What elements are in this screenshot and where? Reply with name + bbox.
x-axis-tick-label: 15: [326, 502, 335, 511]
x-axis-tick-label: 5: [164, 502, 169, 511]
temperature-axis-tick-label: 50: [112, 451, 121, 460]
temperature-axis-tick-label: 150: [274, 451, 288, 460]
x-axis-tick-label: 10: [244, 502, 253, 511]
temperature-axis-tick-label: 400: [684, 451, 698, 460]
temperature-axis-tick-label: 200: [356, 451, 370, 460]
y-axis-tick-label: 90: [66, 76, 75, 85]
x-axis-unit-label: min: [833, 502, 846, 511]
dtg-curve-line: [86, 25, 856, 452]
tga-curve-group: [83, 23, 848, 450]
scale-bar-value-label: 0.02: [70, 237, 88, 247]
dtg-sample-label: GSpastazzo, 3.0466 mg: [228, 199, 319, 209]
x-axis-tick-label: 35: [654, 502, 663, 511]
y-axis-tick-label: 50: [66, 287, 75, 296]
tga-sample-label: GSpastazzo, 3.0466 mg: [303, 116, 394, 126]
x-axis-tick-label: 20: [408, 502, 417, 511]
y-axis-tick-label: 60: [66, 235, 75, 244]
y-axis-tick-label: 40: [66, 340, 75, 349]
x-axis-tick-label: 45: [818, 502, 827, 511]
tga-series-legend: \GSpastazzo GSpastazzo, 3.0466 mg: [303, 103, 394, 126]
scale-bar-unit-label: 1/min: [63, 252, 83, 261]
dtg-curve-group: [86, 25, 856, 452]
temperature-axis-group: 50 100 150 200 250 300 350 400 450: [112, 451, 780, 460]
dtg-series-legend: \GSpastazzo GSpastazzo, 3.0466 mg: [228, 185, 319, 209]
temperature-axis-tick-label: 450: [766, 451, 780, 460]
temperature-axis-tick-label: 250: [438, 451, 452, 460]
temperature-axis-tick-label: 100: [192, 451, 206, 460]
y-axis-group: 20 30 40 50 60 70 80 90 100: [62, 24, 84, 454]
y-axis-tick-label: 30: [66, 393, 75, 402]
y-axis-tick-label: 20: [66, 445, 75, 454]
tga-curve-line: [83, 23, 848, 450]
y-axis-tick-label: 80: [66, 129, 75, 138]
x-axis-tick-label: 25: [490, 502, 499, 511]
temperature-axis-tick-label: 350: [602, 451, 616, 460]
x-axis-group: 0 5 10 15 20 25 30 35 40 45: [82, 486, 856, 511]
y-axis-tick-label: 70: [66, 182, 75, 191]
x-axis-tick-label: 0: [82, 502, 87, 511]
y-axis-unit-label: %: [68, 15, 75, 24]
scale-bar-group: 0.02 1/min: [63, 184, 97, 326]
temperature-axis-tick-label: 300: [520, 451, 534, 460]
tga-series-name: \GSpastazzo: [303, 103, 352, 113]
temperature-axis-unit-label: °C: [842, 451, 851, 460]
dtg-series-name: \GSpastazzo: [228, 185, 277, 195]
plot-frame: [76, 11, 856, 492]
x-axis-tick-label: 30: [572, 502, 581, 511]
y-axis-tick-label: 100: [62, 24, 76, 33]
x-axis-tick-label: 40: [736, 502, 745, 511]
----
#### WRITTEN TASK
Put every line of the data above into a Markdown table with two columns, "Row" for a running number and "Line" for the text of that line, leaving out any blank lines.

#### RESPONSE BELOW
| Row | Line |
|---|---|
| 1 | What elements are in this screenshot and where? Reply with name + bbox. |
| 2 | x-axis-tick-label: 15: [326, 502, 335, 511] |
| 3 | x-axis-tick-label: 5: [164, 502, 169, 511] |
| 4 | temperature-axis-tick-label: 50: [112, 451, 121, 460] |
| 5 | temperature-axis-tick-label: 150: [274, 451, 288, 460] |
| 6 | x-axis-tick-label: 10: [244, 502, 253, 511] |
| 7 | temperature-axis-tick-label: 400: [684, 451, 698, 460] |
| 8 | temperature-axis-tick-label: 200: [356, 451, 370, 460] |
| 9 | y-axis-tick-label: 90: [66, 76, 75, 85] |
| 10 | x-axis-unit-label: min: [833, 502, 846, 511] |
| 11 | dtg-curve-line: [86, 25, 856, 452] |
| 12 | tga-curve-group: [83, 23, 848, 450] |
| 13 | scale-bar-value-label: 0.02: [70, 237, 88, 247] |
| 14 | dtg-sample-label: GSpastazzo, 3.0466 mg: [228, 199, 319, 209] |
| 15 | x-axis-tick-label: 35: [654, 502, 663, 511] |
| 16 | y-axis-tick-label: 50: [66, 287, 75, 296] |
| 17 | tga-sample-label: GSpastazzo, 3.0466 mg: [303, 116, 394, 126] |
| 18 | x-axis-tick-label: 20: [408, 502, 417, 511] |
| 19 | y-axis-tick-label: 60: [66, 235, 75, 244] |
| 20 | y-axis-tick-label: 40: [66, 340, 75, 349] |
| 21 | x-axis-tick-label: 45: [818, 502, 827, 511] |
| 22 | tga-series-legend: \GSpastazzo GSpastazzo, 3.0466 mg: [303, 103, 394, 126] |
| 23 | scale-bar-unit-label: 1/min: [63, 252, 83, 261] |
| 24 | dtg-curve-group: [86, 25, 856, 452] |
| 25 | temperature-axis-group: 50 100 150 200 250 300 350 400 450: [112, 451, 780, 460] |
| 26 | dtg-series-legend: \GSpastazzo GSpastazzo, 3.0466 mg: [228, 185, 319, 209] |
| 27 | temperature-axis-tick-label: 450: [766, 451, 780, 460] |
| 28 | temperature-axis-tick-label: 250: [438, 451, 452, 460] |
| 29 | temperature-axis-tick-label: 100: [192, 451, 206, 460] |
| 30 | y-axis-group: 20 30 40 50 60 70 80 90 100: [62, 24, 84, 454] |
| 31 | y-axis-tick-label: 30: [66, 393, 75, 402] |
| 32 | y-axis-tick-label: 20: [66, 445, 75, 454] |
| 33 | tga-curve-line: [83, 23, 848, 450] |
| 34 | y-axis-tick-label: 80: [66, 129, 75, 138] |
| 35 | x-axis-tick-label: 25: [490, 502, 499, 511] |
| 36 | temperature-axis-tick-label: 350: [602, 451, 616, 460] |
| 37 | x-axis-group: 0 5 10 15 20 25 30 35 40 45: [82, 486, 856, 511] |
| 38 | y-axis-tick-label: 70: [66, 182, 75, 191] |
| 39 | x-axis-tick-label: 0: [82, 502, 87, 511] |
| 40 | y-axis-unit-label: %: [68, 15, 75, 24] |
| 41 | scale-bar-group: 0.02 1/min: [63, 184, 97, 326] |
| 42 | temperature-axis-tick-label: 300: [520, 451, 534, 460] |
| 43 | tga-series-name: \GSpastazzo: [303, 103, 352, 113] |
| 44 | temperature-axis-unit-label: °C: [842, 451, 851, 460] |
| 45 | dtg-series-name: \GSpastazzo: [228, 185, 277, 195] |
| 46 | plot-frame: [76, 11, 856, 492] |
| 47 | x-axis-tick-label: 30: [572, 502, 581, 511] |
| 48 | y-axis-tick-label: 100: [62, 24, 76, 33] |
| 49 | x-axis-tick-label: 40: [736, 502, 745, 511] |